** start **
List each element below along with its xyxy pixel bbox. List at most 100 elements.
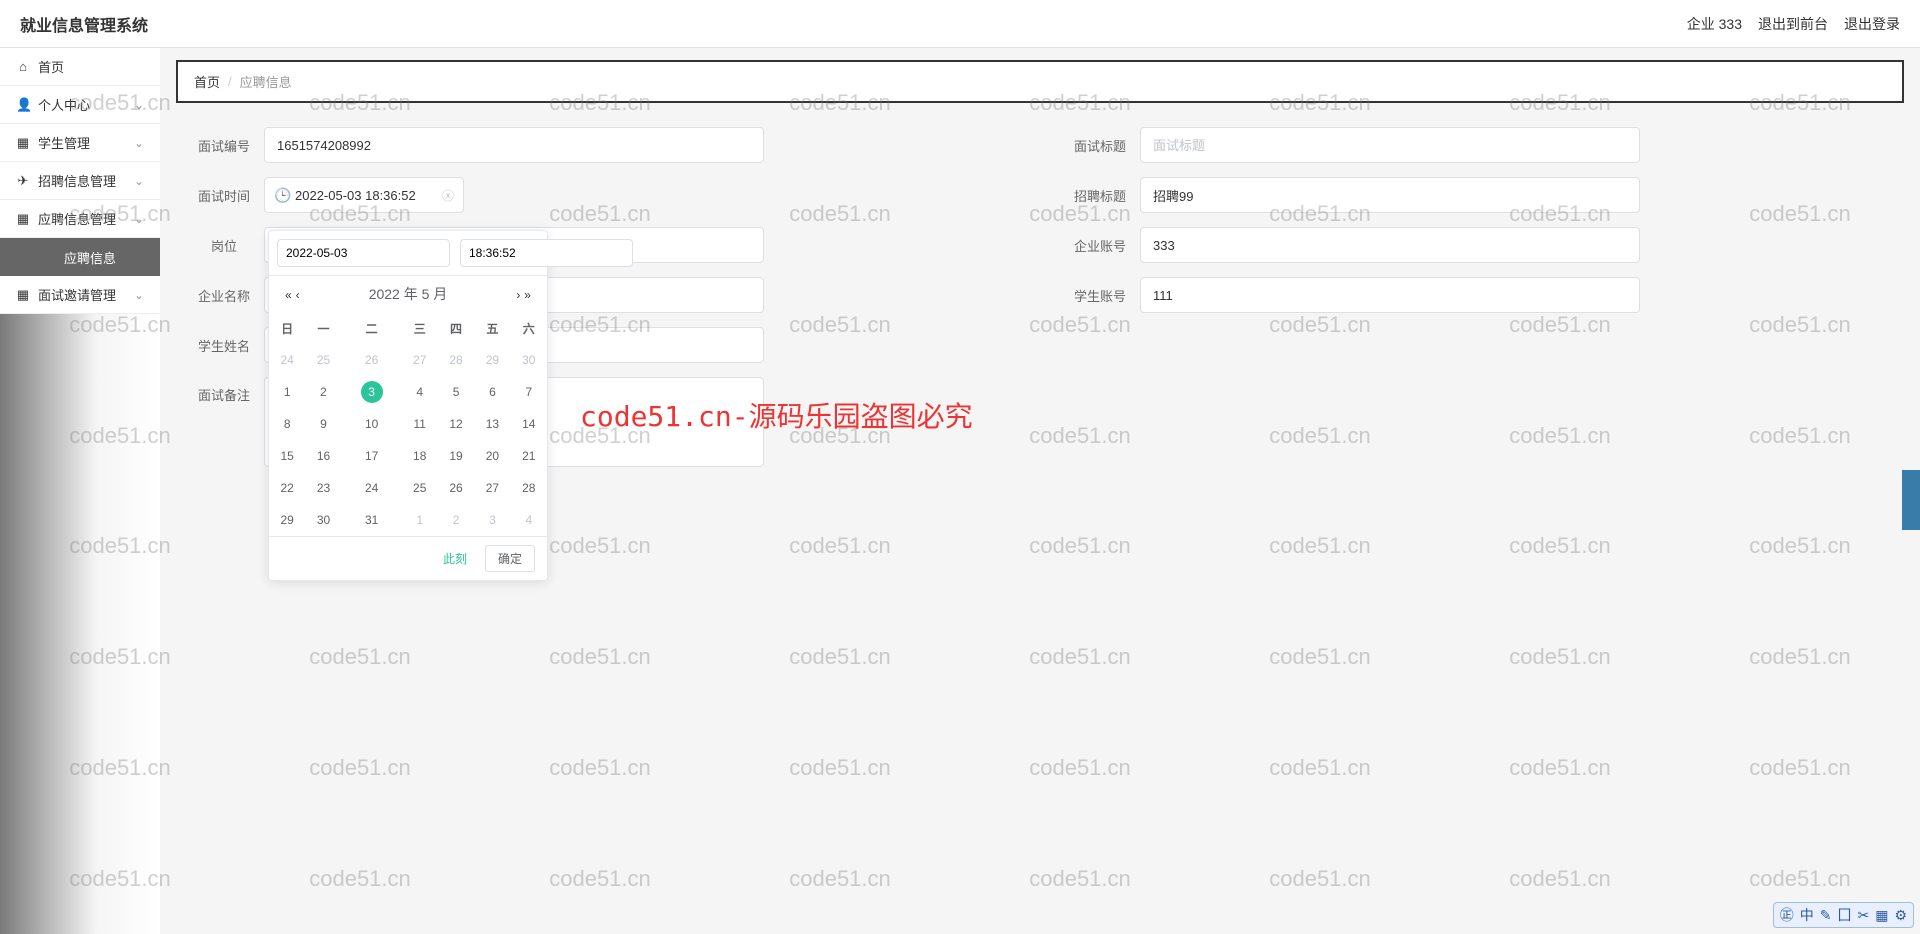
clear-icon[interactable]: ⓧ bbox=[442, 187, 454, 204]
breadcrumb-current: 应聘信息 bbox=[240, 72, 292, 91]
dp-day[interactable]: 11 bbox=[402, 408, 438, 440]
dp-day[interactable]: 2 bbox=[305, 376, 341, 408]
interview-title-input[interactable] bbox=[1140, 127, 1640, 163]
ime-bar[interactable]: ㊣中 ✎ 囗 ✂ ▦ ⚙ bbox=[1773, 902, 1914, 928]
ime-icon[interactable]: ✂ bbox=[1857, 907, 1869, 924]
dp-now-button[interactable]: 此刻 bbox=[435, 545, 475, 572]
dp-day[interactable]: 16 bbox=[305, 440, 341, 472]
dp-day[interactable]: 26 bbox=[438, 472, 474, 504]
ime-icon[interactable]: ⚙ bbox=[1894, 907, 1907, 924]
logout-link[interactable]: 退出登录 bbox=[1844, 14, 1900, 34]
chevron-down-icon: ⌄ bbox=[134, 98, 144, 112]
company-account-input[interactable] bbox=[1140, 227, 1640, 263]
dp-day[interactable]: 3 bbox=[342, 376, 402, 408]
sidebar-item[interactable]: ▦应聘信息管理⌄ bbox=[0, 200, 160, 238]
ime-icon[interactable]: 囗 bbox=[1837, 905, 1851, 925]
dp-day[interactable]: 29 bbox=[474, 344, 510, 376]
user-label[interactable]: 企业 333 bbox=[1687, 14, 1742, 34]
dp-day[interactable]: 5 bbox=[438, 376, 474, 408]
sidebar-item-label: 应聘信息管理 bbox=[38, 209, 116, 228]
chevron-down-icon: ⌄ bbox=[134, 212, 144, 226]
dp-day[interactable]: 18 bbox=[402, 440, 438, 472]
interview-id-label: 面试编号 bbox=[184, 136, 264, 155]
student-name-label: 学生姓名 bbox=[184, 336, 264, 355]
dp-day[interactable]: 28 bbox=[438, 344, 474, 376]
interview-id-input[interactable] bbox=[264, 127, 764, 163]
interview-note-label: 面试备注 bbox=[184, 377, 264, 404]
dp-day[interactable]: 4 bbox=[402, 376, 438, 408]
breadcrumb-sep: / bbox=[228, 74, 232, 89]
dp-day[interactable]: 19 bbox=[438, 440, 474, 472]
dp-day[interactable]: 23 bbox=[305, 472, 341, 504]
dp-day[interactable]: 21 bbox=[511, 440, 547, 472]
menu-icon: ▦ bbox=[16, 135, 30, 151]
student-account-input[interactable] bbox=[1140, 277, 1640, 313]
dp-day[interactable]: 30 bbox=[305, 504, 341, 536]
dp-time-input[interactable] bbox=[460, 239, 633, 267]
dp-day[interactable]: 10 bbox=[342, 408, 402, 440]
dp-day[interactable]: 25 bbox=[402, 472, 438, 504]
dp-day[interactable]: 30 bbox=[511, 344, 547, 376]
sidebar-item[interactable]: ▦学生管理⌄ bbox=[0, 124, 160, 162]
dp-day[interactable]: 27 bbox=[402, 344, 438, 376]
logout-front-link[interactable]: 退出到前台 bbox=[1758, 14, 1828, 34]
dp-day[interactable]: 7 bbox=[511, 376, 547, 408]
sidebar-item[interactable]: ▦面试邀请管理⌄ bbox=[0, 276, 160, 314]
dp-day[interactable]: 22 bbox=[269, 472, 305, 504]
student-account-label: 学生账号 bbox=[1060, 286, 1140, 305]
interview-time-input[interactable] bbox=[264, 177, 464, 213]
sidebar-item-label: 应聘信息 bbox=[64, 248, 116, 267]
dp-day[interactable]: 28 bbox=[511, 472, 547, 504]
dp-next-year-icon[interactable]: » bbox=[524, 288, 531, 302]
menu-icon: ⌂ bbox=[16, 59, 30, 74]
ime-icon[interactable]: ✎ bbox=[1820, 907, 1832, 924]
sidebar-item[interactable]: ⌂首页 bbox=[0, 48, 160, 86]
dp-date-input[interactable] bbox=[277, 239, 450, 267]
dp-day[interactable]: 15 bbox=[269, 440, 305, 472]
dp-day[interactable]: 20 bbox=[474, 440, 510, 472]
dp-day[interactable]: 26 bbox=[342, 344, 402, 376]
ime-icon[interactable]: ㊣ bbox=[1780, 905, 1794, 925]
recruit-title-input[interactable] bbox=[1140, 177, 1640, 213]
dp-day[interactable]: 17 bbox=[342, 440, 402, 472]
dp-day[interactable]: 29 bbox=[269, 504, 305, 536]
sidebar-item[interactable]: 👤个人中心⌄ bbox=[0, 86, 160, 124]
header-actions: 企业 333 退出到前台 退出登录 bbox=[1687, 14, 1900, 34]
dp-day[interactable]: 4 bbox=[511, 504, 547, 536]
dp-day[interactable]: 24 bbox=[342, 472, 402, 504]
dp-day[interactable]: 12 bbox=[438, 408, 474, 440]
dp-day[interactable]: 24 bbox=[269, 344, 305, 376]
dp-day[interactable]: 14 bbox=[511, 408, 547, 440]
breadcrumb-home[interactable]: 首页 bbox=[194, 72, 220, 91]
dp-day[interactable]: 3 bbox=[474, 504, 510, 536]
dp-weekday-row: 日一二三四五六 bbox=[269, 312, 547, 344]
dp-day[interactable]: 13 bbox=[474, 408, 510, 440]
dp-day[interactable]: 1 bbox=[269, 376, 305, 408]
dp-prev-month-icon[interactable]: ‹ bbox=[296, 288, 300, 302]
dp-day[interactable]: 8 bbox=[269, 408, 305, 440]
dp-ok-button[interactable]: 确定 bbox=[485, 545, 535, 572]
chevron-down-icon: ⌄ bbox=[134, 288, 144, 302]
sidebar-item-label: 学生管理 bbox=[38, 133, 90, 152]
dp-day[interactable]: 1 bbox=[402, 504, 438, 536]
sidebar-item-label: 招聘信息管理 bbox=[38, 171, 116, 190]
dp-day[interactable]: 9 bbox=[305, 408, 341, 440]
dp-day[interactable]: 27 bbox=[474, 472, 510, 504]
dp-title: 2022 年 5 月 bbox=[369, 284, 448, 304]
sidebar-item[interactable]: 应聘信息 bbox=[0, 238, 160, 276]
company-account-label: 企业账号 bbox=[1060, 236, 1140, 255]
dp-next-month-icon[interactable]: › bbox=[516, 288, 520, 302]
ime-icon[interactable]: 中 bbox=[1800, 905, 1814, 925]
ime-icon[interactable]: ▦ bbox=[1875, 907, 1888, 924]
dp-prev-year-icon[interactable]: « bbox=[285, 288, 292, 302]
company-name-label: 企业名称 bbox=[184, 286, 264, 305]
right-edge-tab[interactable] bbox=[1902, 470, 1920, 530]
datepicker-popup: « ‹ 2022 年 5 月 › » 日一二三四五六 2425262728293… bbox=[268, 230, 548, 581]
dp-day[interactable]: 31 bbox=[342, 504, 402, 536]
dp-day[interactable]: 6 bbox=[474, 376, 510, 408]
position-label: 岗位 bbox=[184, 236, 264, 255]
dp-day[interactable]: 2 bbox=[438, 504, 474, 536]
sidebar-item[interactable]: ✈招聘信息管理⌄ bbox=[0, 162, 160, 200]
dp-day[interactable]: 25 bbox=[305, 344, 341, 376]
interview-title-label: 面试标题 bbox=[1060, 136, 1140, 155]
** end **
> **Request**
Render each line of the listing above as a Markdown table with two columns, "Row" for the row number and "Entry" for the line, and skip blank lines. Leave the picture out of the table.

> **Correct answer**
| Row | Entry |
|---|---|
| 1 | List each element below along with its xyxy pixel bbox. List at most 100 elements. |
| 2 | clear-icon[interactable]: ⓧ bbox=[442, 187, 454, 204] |
| 3 | breadcrumb-current: 应聘信息 bbox=[240, 72, 292, 91] |
| 4 | dp-day[interactable]: 11 bbox=[402, 408, 438, 440] |
| 5 | dp-day[interactable]: 2 bbox=[305, 376, 341, 408] |
| 6 | interview-title-input[interactable] bbox=[1140, 127, 1640, 163] |
| 7 | ime-bar[interactable]: ㊣中 ✎ 囗 ✂ ▦ ⚙ bbox=[1773, 902, 1914, 928] |
| 8 | ime-icon[interactable]: ✂ bbox=[1857, 907, 1869, 924] |
| 9 | dp-now-button[interactable]: 此刻 bbox=[435, 545, 475, 572] |
| 10 | dp-day[interactable]: 16 bbox=[305, 440, 341, 472] |
| 11 | dp-day[interactable]: 26 bbox=[438, 472, 474, 504] |
| 12 | ime-icon[interactable]: ⚙ bbox=[1894, 907, 1907, 924] |
| 13 | logout-link[interactable]: 退出登录 bbox=[1844, 14, 1900, 34] |
| 14 | chevron-down-icon: ⌄ bbox=[134, 98, 144, 112] |
| 15 | company-account-input[interactable] bbox=[1140, 227, 1640, 263] |
| 16 | dp-day[interactable]: 3 bbox=[342, 376, 402, 408] |
| 17 | sidebar-item[interactable]: ▦应聘信息管理⌄ bbox=[0, 200, 160, 238] |
| 18 | ime-icon[interactable]: 囗 bbox=[1837, 905, 1851, 925] |
| 19 | dp-day[interactable]: 29 bbox=[474, 344, 510, 376] |
| 20 | user-label[interactable]: 企业 333 bbox=[1687, 14, 1742, 34] |
| 21 | dp-day[interactable]: 5 bbox=[438, 376, 474, 408] |
| 22 | sidebar-item-label: 应聘信息管理 bbox=[38, 209, 116, 228] |
| 23 | chevron-down-icon: ⌄ bbox=[134, 212, 144, 226] |
| 24 | dp-day[interactable]: 18 bbox=[402, 440, 438, 472] |
| 25 | interview-id-label: 面试编号 bbox=[184, 136, 264, 155] |
| 26 | student-name-label: 学生姓名 bbox=[184, 336, 264, 355] |
| 27 | dp-day[interactable]: 28 bbox=[438, 344, 474, 376] |
| 28 | interview-id-input[interactable] bbox=[264, 127, 764, 163] |
| 29 | interview-note-label: 面试备注 bbox=[184, 377, 264, 404] |
| 30 | dp-day[interactable]: 4 bbox=[402, 376, 438, 408] |
| 31 | breadcrumb-sep: / bbox=[228, 74, 232, 89] |
| 32 | dp-day[interactable]: 19 bbox=[438, 440, 474, 472] |
| 33 | dp-day[interactable]: 23 bbox=[305, 472, 341, 504] |
| 34 | dp-day[interactable]: 21 bbox=[511, 440, 547, 472] |
| 35 | menu-icon: ▦ bbox=[16, 135, 30, 151] |
| 36 | student-account-input[interactable] bbox=[1140, 277, 1640, 313] |
| 37 | dp-day[interactable]: 30 bbox=[305, 504, 341, 536] |
| 38 | dp-time-input[interactable] bbox=[460, 239, 633, 267] |
| 39 | dp-day[interactable]: 10 bbox=[342, 408, 402, 440] |
| 40 | dp-day[interactable]: 25 bbox=[402, 472, 438, 504] |
| 41 | dp-day[interactable]: 30 bbox=[511, 344, 547, 376] |
| 42 | sidebar-item[interactable]: ▦学生管理⌄ bbox=[0, 124, 160, 162] |
| 43 | dp-day[interactable]: 27 bbox=[402, 344, 438, 376] |
| 44 | logout-front-link[interactable]: 退出到前台 bbox=[1758, 14, 1828, 34] |
| 45 | dp-day[interactable]: 7 bbox=[511, 376, 547, 408] |
| 46 | sidebar-item[interactable]: ▦面试邀请管理⌄ bbox=[0, 276, 160, 314] |
| 47 | dp-day[interactable]: 22 bbox=[269, 472, 305, 504] |
| 48 | student-account-label: 学生账号 bbox=[1060, 286, 1140, 305] |
| 49 | interview-time-input[interactable] bbox=[264, 177, 464, 213] |
| 50 | sidebar-item-label: 应聘信息 bbox=[64, 248, 116, 267] |
| 51 | dp-day[interactable]: 28 bbox=[511, 472, 547, 504] |
| 52 | dp-next-year-icon[interactable]: » bbox=[524, 288, 531, 302] |
| 53 | menu-icon: ⌂ bbox=[16, 59, 30, 74] |
| 54 | ime-icon[interactable]: ✎ bbox=[1820, 907, 1832, 924] |
| 55 | sidebar-item[interactable]: ⌂首页 bbox=[0, 48, 160, 86] |
| 56 | dp-date-input[interactable] bbox=[277, 239, 450, 267] |
| 57 | dp-day[interactable]: 15 bbox=[269, 440, 305, 472] |
| 58 | dp-day[interactable]: 20 bbox=[474, 440, 510, 472] |
| 59 | dp-day[interactable]: 26 bbox=[342, 344, 402, 376] |
| 60 | ime-icon[interactable]: ㊣ bbox=[1780, 905, 1794, 925] |
| 61 | recruit-title-input[interactable] bbox=[1140, 177, 1640, 213] |
| 62 | dp-day[interactable]: 17 bbox=[342, 440, 402, 472] |
| 63 | dp-day[interactable]: 29 bbox=[269, 504, 305, 536] |
| 64 | sidebar-item[interactable]: 👤个人中心⌄ bbox=[0, 86, 160, 124] |
| 65 | header-actions: 企业 333 退出到前台 退出登录 bbox=[1687, 14, 1900, 34] |
| 66 | dp-day[interactable]: 4 bbox=[511, 504, 547, 536] |
| 67 | dp-day[interactable]: 24 bbox=[342, 472, 402, 504] |
| 68 | dp-day[interactable]: 12 bbox=[438, 408, 474, 440] |
| 69 | dp-day[interactable]: 24 bbox=[269, 344, 305, 376] |
| 70 | dp-day[interactable]: 14 bbox=[511, 408, 547, 440] |
| 71 | breadcrumb-home[interactable]: 首页 bbox=[194, 72, 220, 91] |
| 72 | dp-day[interactable]: 3 bbox=[474, 504, 510, 536] |
| 73 | dp-weekday-row: 日一二三四五六 bbox=[269, 312, 547, 344] |
| 74 | dp-day[interactable]: 13 bbox=[474, 408, 510, 440] |
| 75 | dp-day[interactable]: 1 bbox=[269, 376, 305, 408] |
| 76 | dp-prev-month-icon[interactable]: ‹ bbox=[296, 288, 300, 302] |
| 77 | dp-day[interactable]: 8 bbox=[269, 408, 305, 440] |
| 78 | dp-ok-button[interactable]: 确定 bbox=[485, 545, 535, 572] |
| 79 | chevron-down-icon: ⌄ bbox=[134, 288, 144, 302] |
| 80 | sidebar-item-label: 学生管理 bbox=[38, 133, 90, 152] |
| 81 | dp-day[interactable]: 1 bbox=[402, 504, 438, 536] |
| 82 | sidebar-item-label: 招聘信息管理 bbox=[38, 171, 116, 190] |
| 83 | dp-day[interactable]: 9 bbox=[305, 408, 341, 440] |
| 84 | dp-day[interactable]: 27 bbox=[474, 472, 510, 504] |
| 85 | dp-title: 2022 年 5 月 bbox=[369, 284, 448, 304] |
| 86 | sidebar-item[interactable]: 应聘信息 bbox=[0, 238, 160, 276] |
| 87 | company-account-label: 企业账号 bbox=[1060, 236, 1140, 255] |
| 88 | dp-next-month-icon[interactable]: › bbox=[516, 288, 520, 302] |
| 89 | ime-icon[interactable]: 中 bbox=[1800, 905, 1814, 925] |
| 90 | ime-icon[interactable]: ▦ bbox=[1875, 907, 1888, 924] |
| 91 | dp-prev-year-icon[interactable]: « bbox=[285, 288, 292, 302] |
| 92 | company-name-label: 企业名称 bbox=[184, 286, 264, 305] |
| 93 | right-edge-tab[interactable] bbox=[1902, 470, 1920, 530] |
| 94 | datepicker-popup: « ‹ 2022 年 5 月 › » 日一二三四五六 2425262728293… bbox=[268, 230, 548, 581] |
| 95 | dp-day[interactable]: 31 bbox=[342, 504, 402, 536] |
| 96 | dp-day[interactable]: 6 bbox=[474, 376, 510, 408] |
| 97 | position-label: 岗位 bbox=[184, 236, 264, 255] |
| 98 | dp-day[interactable]: 2 bbox=[438, 504, 474, 536] |
| 99 | sidebar-item[interactable]: ✈招聘信息管理⌄ bbox=[0, 162, 160, 200] |
| 100 | dp-day[interactable]: 25 bbox=[305, 344, 341, 376] |
| 101 | interview-title-label: 面试标题 bbox=[1060, 136, 1140, 155] |